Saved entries
□ □ □ □ □

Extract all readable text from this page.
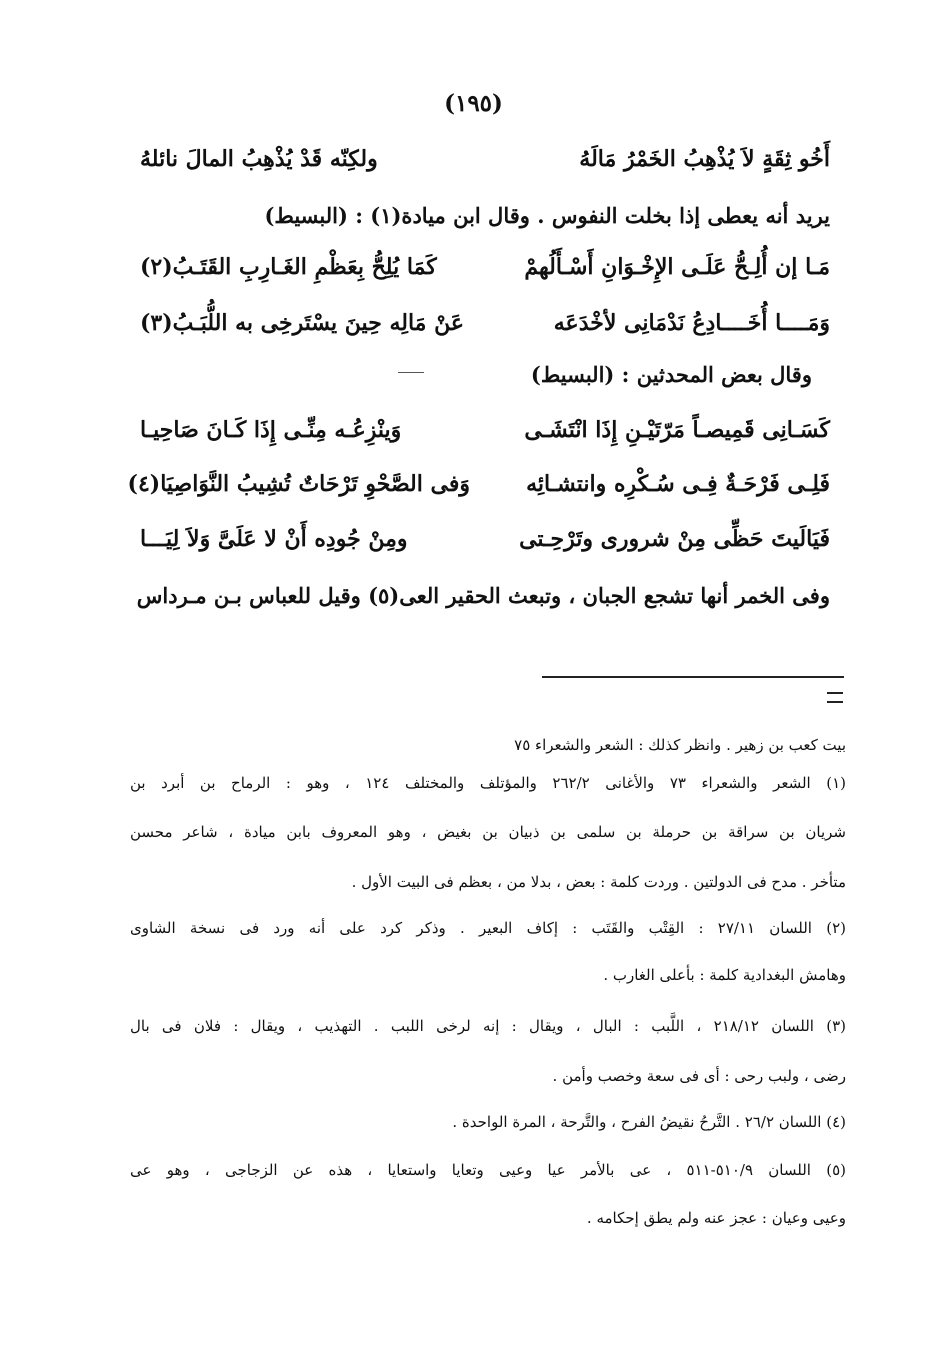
(١٩٥)
أَخُو ثِقَةٍ لاَ يُذْهِبُ الخَمْرُ مَالَهُ
ولكِنّه قَدْ يُذْهِبُ المالَ نائلهُ
يريد أنه يعطى إذا بخلت النفوس . وقال ابن ميادة(١) : (البسيط)
مَـا إن أُلِـحُّ عَلَـى الإِخْـوَانِ أَسْـأَلُهمْ
كَمَا يُلِحُّ بِعَظْمِ الغَـارِبِ القَتَـبُ(٢)
وَمَــــا أُخَــــادِعُ نَدْمَانِى لأخْدَعَه
عَنْ مَالِه حِينَ يسْتَرخِى به اللُّبَـبُ(٣)
وقال بعض المحدثين : (البسيط)
كَسَـانِى قَمِيصـاً مَرّتَيْـنِ إِذَا انْتَشَـى
وَينْزِعُـه مِنِّـى إِذَا كَـانَ صَاحِيـا
فَلِـى فَرْحَـةٌ فِـى سُـكْرِه وانتشـائِه
وَفى الصَّحْوِ تَرْحَاتٌ تُشِيبُ النَّوَاصِيَا(٤)
فَيَالَيتَ حَظِّى مِنْ شرورى وتَرْحِـتى
ومِنْ جُودِه أَنْ لا عَلَىَّ وَلاَ لِيَـــا
وفى الخمر أنها تشجع الجبان ، وتبعث الحقير العى(٥) وقيل للعباس بـن مـرداس
بيت كعب بن زهير . وانظر كذلك : الشعر والشعراء ٧٥
(١) الشعر والشعراء ٧٣ والأغانى ٢٦٢/٢ والمؤتلف والمختلف ١٢٤ ، وهو : الرماح بن أبرد بن
شريان بن سراقة بن حرملة بن سلمى بن ذبيان بن بغيض ، وهو المعروف بابن ميادة ، شاعر محسن
متأخر . مدح فى الدولتين . وردت كلمة : بعض ، بدلا من ، بعظم فى البيت الأول .
(٢) اللسان ٢٧/١١ : القِتْب والقَتَب : إكاف البعير . وذكر كرد على أنه ورد فى نسخة الشاوى
وهامش البغدادية كلمة : بأعلى الغارب .
(٣) اللسان ٢١٨/١٢ ، اللَّبب : البال ، ويقال : إنه لرخى اللبب . التهذيب ، ويقال : فلان فى بال
رضى ، ولبب رحى : أى فى سعة وخصب وأمن .
(٤) اللسان ٢٦/٢ . التَّرحُ نقيضُ الفرح ، والتَّرحة ، المرة الواحدة .
(٥) اللسان ٥١٠/٩-٥١١ ، عى بالأمر عيا وعيى وتعايا واستعايا ، هذه عن الزجاجى ، وهو عى
وعيى وعيان : عجز عنه ولم يطق إحكامه .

□ □ □ □ □

**YOUR INSTRUCTIONS:** Above are the entries; count how many of their lines contain the word "كلمة" and give only that number.

**EXERCISE RESULT:** 2